Dataset excerpts:

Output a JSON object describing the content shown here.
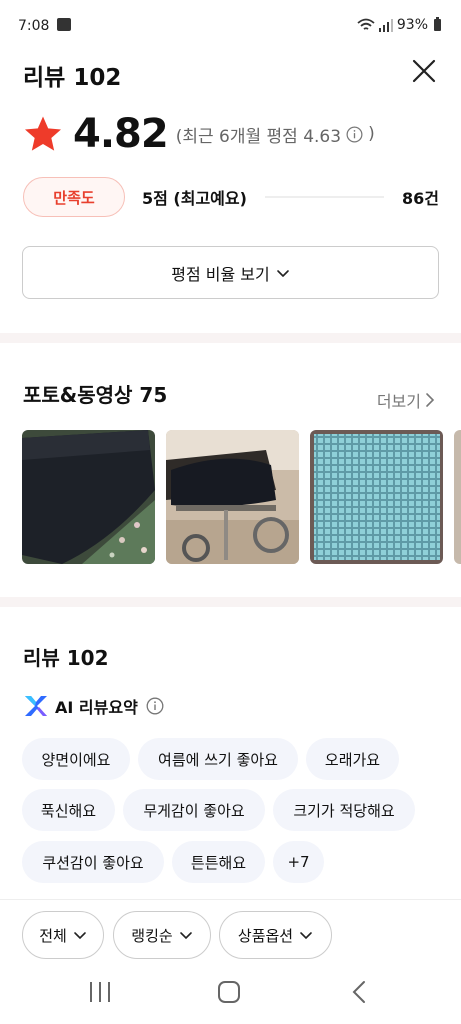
{
  "status": {
    "time": "7:08",
    "battery": "93%",
    "icons": [
      "image-icon",
      "wifi-icon",
      "signal-icon",
      "battery-icon"
    ]
  },
  "header": {
    "title": "리뷰 102",
    "close_icon": "close-icon"
  },
  "rating": {
    "value": "4.82",
    "recent_text": "(최근 6개월 평점 4.63",
    "recent_close": ")",
    "star_color": "#ee3b2a"
  },
  "satisfaction": {
    "badge": "만족도",
    "label": "5점 (최고예요)",
    "count": "86건",
    "accent": "#e8402e"
  },
  "ratio_button": {
    "label": "평점 비율 보기"
  },
  "photos": {
    "title": "포토&동영상 75",
    "more": "더보기"
  },
  "reviews": {
    "title": "리뷰 102",
    "ai_label": "AI 리뷰요약"
  },
  "keywords": [
    "양면이에요",
    "여름에 쓰기 좋아요",
    "오래가요",
    "푹신해요",
    "무게감이 좋아요",
    "크기가 적당해요",
    "쿠션감이 좋아요",
    "튼튼해요",
    "+7"
  ],
  "filters": [
    "전체",
    "랭킹순",
    "상품옵션"
  ]
}
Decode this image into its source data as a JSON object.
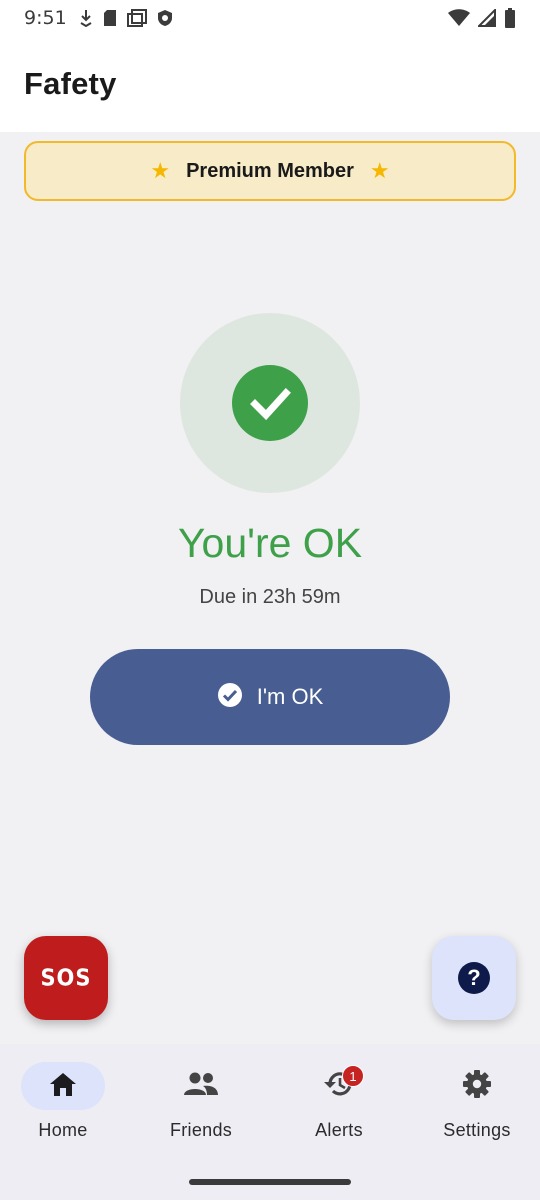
{
  "status_bar": {
    "time": "9:51",
    "left_icons": [
      "download-icon",
      "sd-card-icon",
      "screen-icon",
      "shield-icon"
    ],
    "right_icons": [
      "wifi-icon",
      "signal-icon",
      "battery-icon"
    ]
  },
  "app_bar": {
    "title": "Fafety"
  },
  "premium": {
    "label": "Premium Member",
    "icon": "star-icon",
    "accent": "#f2b92b",
    "background": "#f7ebc8"
  },
  "status": {
    "icon": "check-circle-icon",
    "title": "You're OK",
    "due": "Due in 23h 59m",
    "color": "#3fa04a"
  },
  "ok_button": {
    "label": "I'm OK",
    "icon": "check-circle-icon",
    "color": "#485d92"
  },
  "sos_button": {
    "label": "SOS",
    "color": "#bf1d1d"
  },
  "help_button": {
    "icon": "help-icon",
    "glyph": "?"
  },
  "bottom_nav": {
    "items": [
      {
        "label": "Home",
        "icon": "home-icon",
        "active": true
      },
      {
        "label": "Friends",
        "icon": "people-icon",
        "active": false
      },
      {
        "label": "Alerts",
        "icon": "history-icon",
        "active": false,
        "badge": "1"
      },
      {
        "label": "Settings",
        "icon": "gear-icon",
        "active": false
      }
    ]
  }
}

◆ Aim ◆
Report the number of lines above that contain the word "active", and only that number.

◆ Response to the task ◆
4